• _Your objective_:
Since only the text is wanted, print every entry below exactly and omit the images.

[Web page and app entries]
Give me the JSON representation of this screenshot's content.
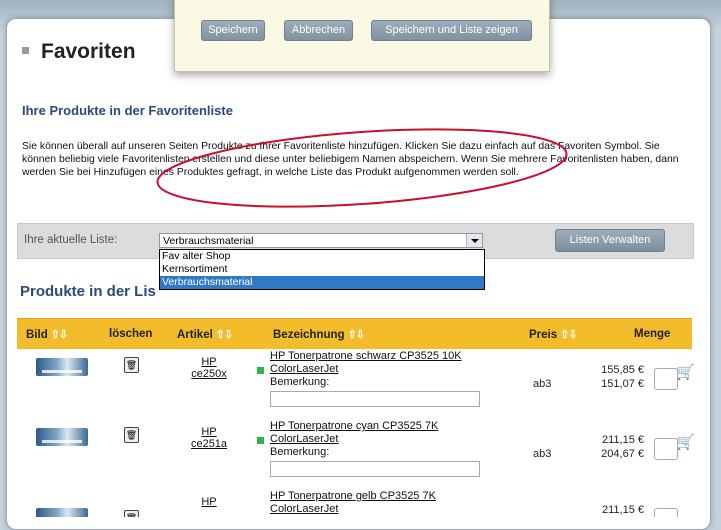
{
  "page_title": "Favoriten",
  "dialog": {
    "save_label": "Speichern",
    "cancel_label": "Abbrechen",
    "save_show_label": "Speichern und Liste zeigen"
  },
  "section_heading": "Ihre Produkte in der Favoritenliste",
  "intro_text": "Sie können überall auf unseren Seiten Produkte zu Ihrer Favoritenliste hinzufügen. Klicken Sie dazu einfach auf das Favoriten Symbol. Sie können beliebig viele Favoritenlisten erstellen und diese unter beliebigem Namen abspeichern. Wenn Sie mehrere Favoritenlisten haben, dann werden Sie bei Hinzufügen eines Produktes gefragt, in welche Liste das Produkt aufgenommen werden soll.",
  "list_selector": {
    "label": "Ihre aktuelle Liste:",
    "selected": "Verbrauchsmaterial",
    "options": [
      "Fav alter Shop",
      "Kernsortiment",
      "Verbrauchsmaterial"
    ],
    "manage_button": "Listen Verwalten"
  },
  "products_heading": "Produkte in der Lis",
  "table": {
    "headers": {
      "bild": "Bild",
      "loeschen": "löschen",
      "artikel": "Artikel",
      "bezeichnung": "Bezeichnung",
      "preis": "Preis",
      "menge": "Menge"
    },
    "rows": [
      {
        "brand": "HP",
        "sku": "ce250x",
        "name": "HP Tonerpatrone schwarz CP3525 10K ColorLaserJet",
        "remark_label": "Bemerkung:",
        "price": "155,85 €",
        "tier": "ab3",
        "tier_price": "151,07 €"
      },
      {
        "brand": "HP",
        "sku": "ce251a",
        "name": "HP Tonerpatrone cyan CP3525 7K ColorLaserJet",
        "remark_label": "Bemerkung:",
        "price": "211,15 €",
        "tier": "ab3",
        "tier_price": "204,67 €"
      },
      {
        "brand": "HP",
        "sku": "",
        "name": "HP Tonerpatrone gelb CP3525 7K ColorLaserJet",
        "remark_label": "",
        "price": "211,15 €",
        "tier": "",
        "tier_price": ""
      }
    ]
  },
  "colors": {
    "accent_heading": "#2b4a7a",
    "table_header": "#f2bc2b",
    "annotation": "#c8102e"
  }
}
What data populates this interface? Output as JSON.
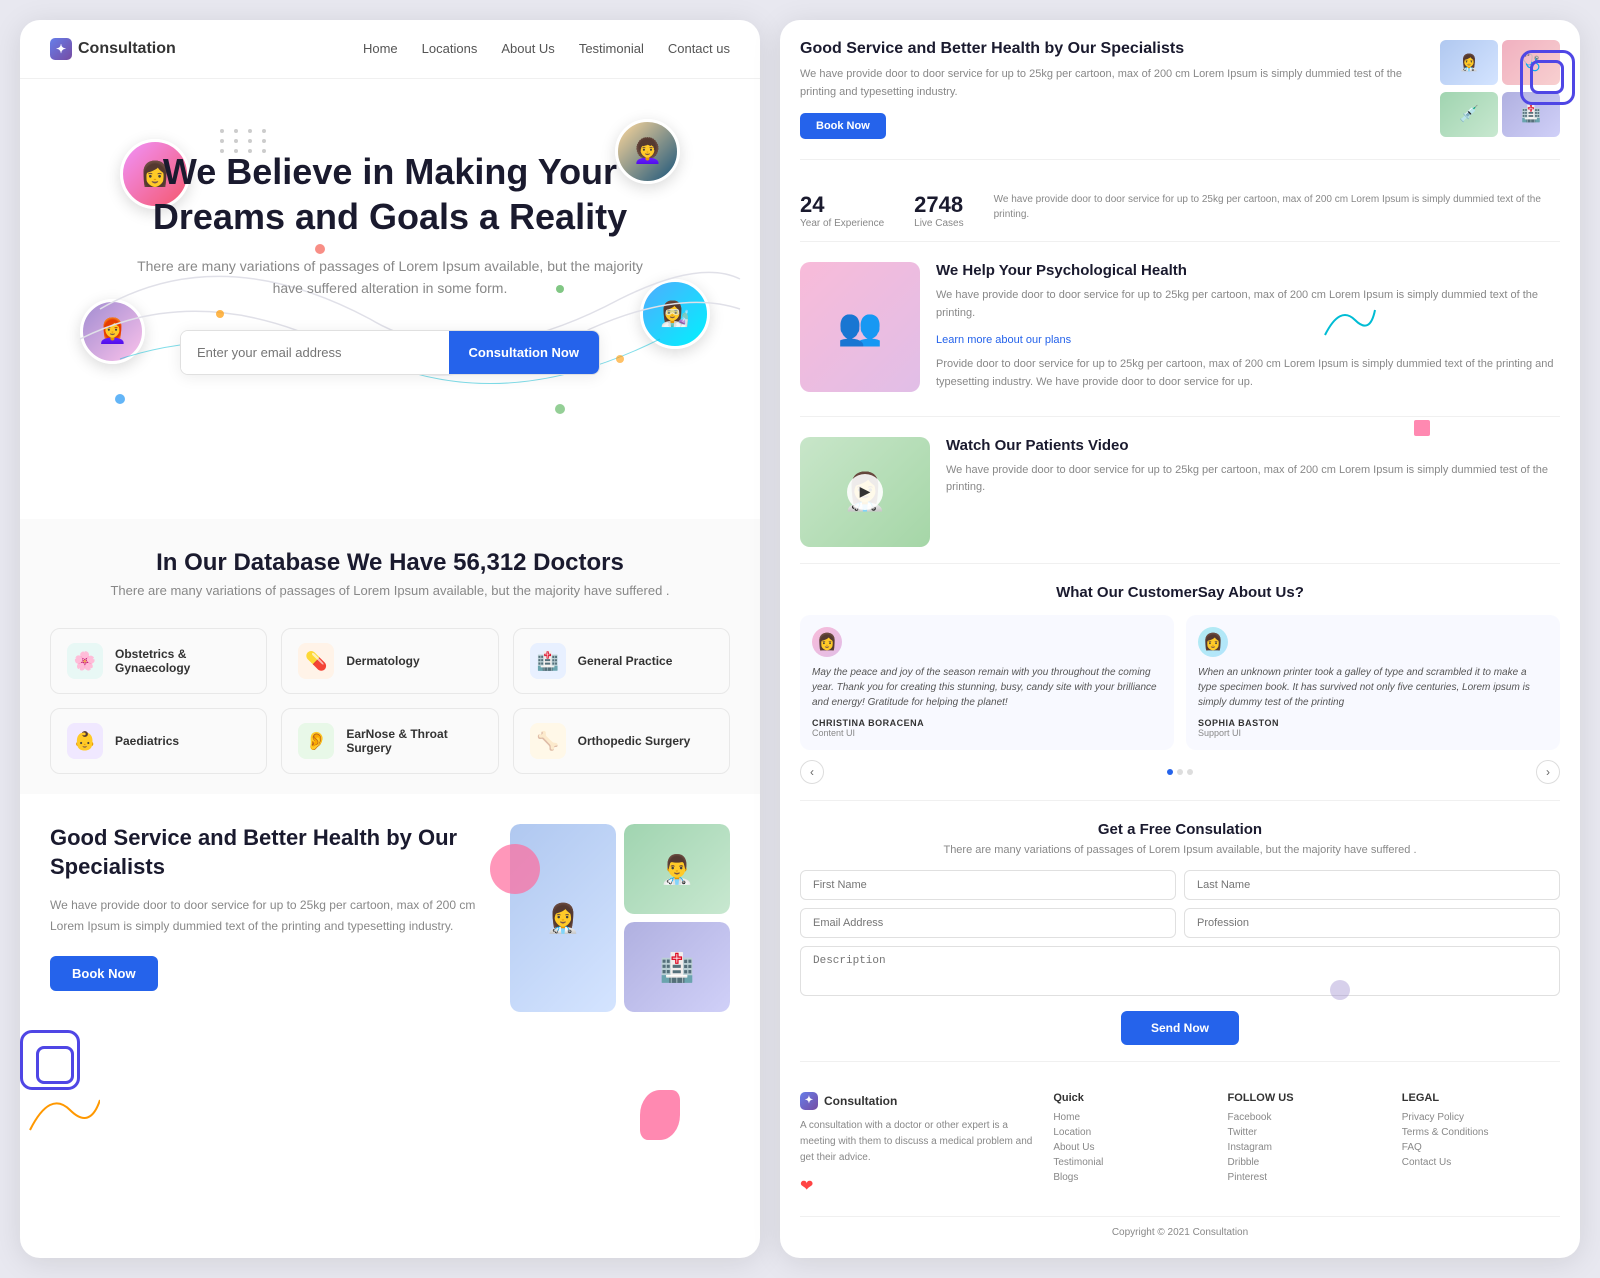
{
  "brand": {
    "name": "Consultation",
    "logo_icon": "✦"
  },
  "nav": {
    "links": [
      "Home",
      "Locations",
      "About Us",
      "Testimonial",
      "Contact us"
    ]
  },
  "hero": {
    "title": "We Believe in Making Your Dreams and Goals a Reality",
    "subtitle": "There are many variations of passages of Lorem Ipsum available,\nbut the majority have suffered alteration in some form.",
    "email_placeholder": "Enter your email address",
    "cta_button": "Consultation Now"
  },
  "stats_section": {
    "heading": "In Our Database We Have 56,312 Doctors",
    "subtitle": "There are many variations of passages of Lorem Ipsum available, but the majority have suffered ."
  },
  "specialties": [
    {
      "name": "Obstetrics & Gynaecology",
      "icon": "🌸",
      "bg": "#e8f8f5"
    },
    {
      "name": "Dermatology",
      "icon": "💊",
      "bg": "#fff3e8"
    },
    {
      "name": "General Practice",
      "icon": "🏥",
      "bg": "#e8f0ff"
    },
    {
      "name": "Paediatrics",
      "icon": "👶",
      "bg": "#f0e8ff"
    },
    {
      "name": "EarNose & Throat Surgery",
      "icon": "👂",
      "bg": "#e8f8e8"
    },
    {
      "name": "Orthopedic Surgery",
      "icon": "🦴",
      "bg": "#fff8e8"
    }
  ],
  "service": {
    "title": "Good Service and Better Health by Our Specialists",
    "description": "We have provide door to door service for up to 25kg per cartoon, max of 200 cm Lorem Ipsum is simply dummied text of the printing and typesetting industry.",
    "book_button": "Book Now"
  },
  "right_service": {
    "title": "Good Service and Better Health by Our Specialists",
    "description": "We have provide door to door service for up to 25kg per cartoon, max of 200 cm Lorem Ipsum is simply dummied test of the printing and typesetting industry.",
    "book_button": "Book Now"
  },
  "stats_right": {
    "years": "24",
    "years_label": "Year of Experience",
    "cases": "2748",
    "cases_label": "Live Cases"
  },
  "psych": {
    "title": "We Help Your Psychological Health",
    "description_1": "We have provide door to door service for up to 25kg per cartoon, max of 200 cm Lorem Ipsum is simply dummied text of the printing.",
    "description_2": "Provide door to door service for up to 25kg per cartoon, max of 200 cm Lorem Ipsum is simply dummied text of the printing and typesetting industry. We have provide door to door service for up.",
    "learn_more": "Learn more about our plans"
  },
  "video": {
    "title": "Watch Our Patients Video",
    "description": "We have provide door to door service for up to 25kg per cartoon, max of 200 cm Lorem Ipsum is simply dummied test of the printing."
  },
  "testimonials": {
    "title": "What Our CustomerSay About Us?",
    "items": [
      {
        "text": "May the peace and joy of the season remain with you throughout the coming year. Thank you for creating this stunning, busy, candy site with your brilliance and energy! Gratitude for helping the planet!",
        "author": "CHRISTINA BORACENA",
        "role": "Content UI"
      },
      {
        "text": "When an unknown printer took a galley of type and scrambled it to make a type specimen book. It has survived not only five centuries, Lorem ipsum is simply dummy test of the printing",
        "author": "SOPHIA BASTON",
        "role": "Support UI"
      }
    ],
    "dots": [
      true,
      false,
      false
    ]
  },
  "consult_form": {
    "title": "Get a Free Consulation",
    "description": "There are many variations of passages of Lorem Ipsum available,\nbut the majority have suffered .",
    "first_name_placeholder": "First Name",
    "last_name_placeholder": "Last Name",
    "email_placeholder": "Email Address",
    "profession_placeholder": "Profession",
    "description_placeholder": "Description",
    "send_button": "Send Now"
  },
  "footer": {
    "brand_name": "Consultation",
    "brand_desc": "A consultation with a doctor or other expert is a meeting with them to discuss a medical problem and get their advice.",
    "quick_title": "Quick",
    "quick_links": [
      "Home",
      "Location",
      "About Us",
      "Testimonial",
      "Blogs"
    ],
    "follow_title": "FOLLOW US",
    "follow_links": [
      "Facebook",
      "Twitter",
      "Instagram",
      "Dribble",
      "Pinterest"
    ],
    "legal_title": "LEGAL",
    "legal_links": [
      "Privacy Policy",
      "Terms & Conditions",
      "FAQ",
      "Contact Us"
    ],
    "copyright": "Copyright © 2021 Consultation"
  }
}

• _Answer to the exercise_:
Give me the JSON representation of this screenshot's content.
{
  "page_title": "Favoriten",
  "dialog": {
    "save_label": "Speichern",
    "cancel_label": "Abbrechen",
    "save_show_label": "Speichern und Liste zeigen"
  },
  "section_heading": "Ihre Produkte in der Favoritenliste",
  "intro_text": "Sie können überall auf unseren Seiten Produkte zu Ihrer Favoritenliste hinzufügen. Klicken Sie dazu einfach auf das Favoriten Symbol. Sie können beliebig viele Favoritenlisten erstellen und diese unter beliebigem Namen abspeichern. Wenn Sie mehrere Favoritenlisten haben, dann werden Sie bei Hinzufügen eines Produktes gefragt, in welche Liste das Produkt aufgenommen werden soll.",
  "list_selector": {
    "label": "Ihre aktuelle Liste:",
    "selected": "Verbrauchsmaterial",
    "options": [
      "Fav alter Shop",
      "Kernsortiment",
      "Verbrauchsmaterial"
    ],
    "manage_button": "Listen Verwalten"
  },
  "products_heading": "Produkte in der Lis",
  "table": {
    "headers": {
      "bild": "Bild",
      "loeschen": "löschen",
      "artikel": "Artikel",
      "bezeichnung": "Bezeichnung",
      "preis": "Preis",
      "menge": "Menge"
    },
    "rows": [
      {
        "brand": "HP",
        "sku": "ce250x",
        "name": "HP Tonerpatrone schwarz CP3525 10K ColorLaserJet",
        "remark_label": "Bemerkung:",
        "price": "155,85 €",
        "tier": "ab3",
        "tier_price": "151,07 €"
      },
      {
        "brand": "HP",
        "sku": "ce251a",
        "name": "HP Tonerpatrone cyan CP3525 7K ColorLaserJet",
        "remark_label": "Bemerkung:",
        "price": "211,15 €",
        "tier": "ab3",
        "tier_price": "204,67 €"
      },
      {
        "brand": "HP",
        "sku": "",
        "name": "HP Tonerpatrone gelb CP3525 7K ColorLaserJet",
        "remark_label": "",
        "price": "211,15 €",
        "tier": "",
        "tier_price": ""
      }
    ]
  },
  "colors": {
    "accent_heading": "#2b4a7a",
    "table_header": "#f2bc2b",
    "annotation": "#c8102e"
  }
}
What data populates this interface? Output as JSON.
{
  "brand": {
    "name": "Consultation",
    "logo_icon": "✦"
  },
  "nav": {
    "links": [
      "Home",
      "Locations",
      "About Us",
      "Testimonial",
      "Contact us"
    ]
  },
  "hero": {
    "title": "We Believe in Making Your Dreams and Goals a Reality",
    "subtitle": "There are many variations of passages of Lorem Ipsum available,\nbut the majority have suffered alteration in some form.",
    "email_placeholder": "Enter your email address",
    "cta_button": "Consultation Now"
  },
  "stats_section": {
    "heading": "In Our Database We Have 56,312 Doctors",
    "subtitle": "There are many variations of passages of Lorem Ipsum available, but the majority have suffered ."
  },
  "specialties": [
    {
      "name": "Obstetrics & Gynaecology",
      "icon": "🌸",
      "bg": "#e8f8f5"
    },
    {
      "name": "Dermatology",
      "icon": "💊",
      "bg": "#fff3e8"
    },
    {
      "name": "General Practice",
      "icon": "🏥",
      "bg": "#e8f0ff"
    },
    {
      "name": "Paediatrics",
      "icon": "👶",
      "bg": "#f0e8ff"
    },
    {
      "name": "EarNose & Throat Surgery",
      "icon": "👂",
      "bg": "#e8f8e8"
    },
    {
      "name": "Orthopedic Surgery",
      "icon": "🦴",
      "bg": "#fff8e8"
    }
  ],
  "service": {
    "title": "Good Service and Better Health by Our Specialists",
    "description": "We have provide door to door service for up to 25kg per cartoon, max of 200 cm Lorem Ipsum is simply dummied text of the printing and typesetting industry.",
    "book_button": "Book Now"
  },
  "right_service": {
    "title": "Good Service and Better Health by Our Specialists",
    "description": "We have provide door to door service for up to 25kg per cartoon, max of 200 cm Lorem Ipsum is simply dummied test of the printing and typesetting industry.",
    "book_button": "Book Now"
  },
  "stats_right": {
    "years": "24",
    "years_label": "Year of Experience",
    "cases": "2748",
    "cases_label": "Live Cases"
  },
  "psych": {
    "title": "We Help Your Psychological Health",
    "description_1": "We have provide door to door service for up to 25kg per cartoon, max of 200 cm Lorem Ipsum is simply dummied text of the printing.",
    "description_2": "Provide door to door service for up to 25kg per cartoon, max of 200 cm Lorem Ipsum is simply dummied text of the printing and typesetting industry. We have provide door to door service for up.",
    "learn_more": "Learn more about our plans"
  },
  "video": {
    "title": "Watch Our Patients Video",
    "description": "We have provide door to door service for up to 25kg per cartoon, max of 200 cm Lorem Ipsum is simply dummied test of the printing."
  },
  "testimonials": {
    "title": "What Our CustomerSay About Us?",
    "items": [
      {
        "text": "May the peace and joy of the season remain with you throughout the coming year. Thank you for creating this stunning, busy, candy site with your brilliance and energy! Gratitude for helping the planet!",
        "author": "CHRISTINA BORACENA",
        "role": "Content UI"
      },
      {
        "text": "When an unknown printer took a galley of type and scrambled it to make a type specimen book. It has survived not only five centuries, Lorem ipsum is simply dummy test of the printing",
        "author": "SOPHIA BASTON",
        "role": "Support UI"
      }
    ],
    "dots": [
      true,
      false,
      false
    ]
  },
  "consult_form": {
    "title": "Get a Free Consulation",
    "description": "There are many variations of passages of Lorem Ipsum available,\nbut the majority have suffered .",
    "first_name_placeholder": "First Name",
    "last_name_placeholder": "Last Name",
    "email_placeholder": "Email Address",
    "profession_placeholder": "Profession",
    "description_placeholder": "Description",
    "send_button": "Send Now"
  },
  "footer": {
    "brand_name": "Consultation",
    "brand_desc": "A consultation with a doctor or other expert is a meeting with them to discuss a medical problem and get their advice.",
    "quick_title": "Quick",
    "quick_links": [
      "Home",
      "Location",
      "About Us",
      "Testimonial",
      "Blogs"
    ],
    "follow_title": "FOLLOW US",
    "follow_links": [
      "Facebook",
      "Twitter",
      "Instagram",
      "Dribble",
      "Pinterest"
    ],
    "legal_title": "LEGAL",
    "legal_links": [
      "Privacy Policy",
      "Terms & Conditions",
      "FAQ",
      "Contact Us"
    ],
    "copyright": "Copyright © 2021 Consultation"
  }
}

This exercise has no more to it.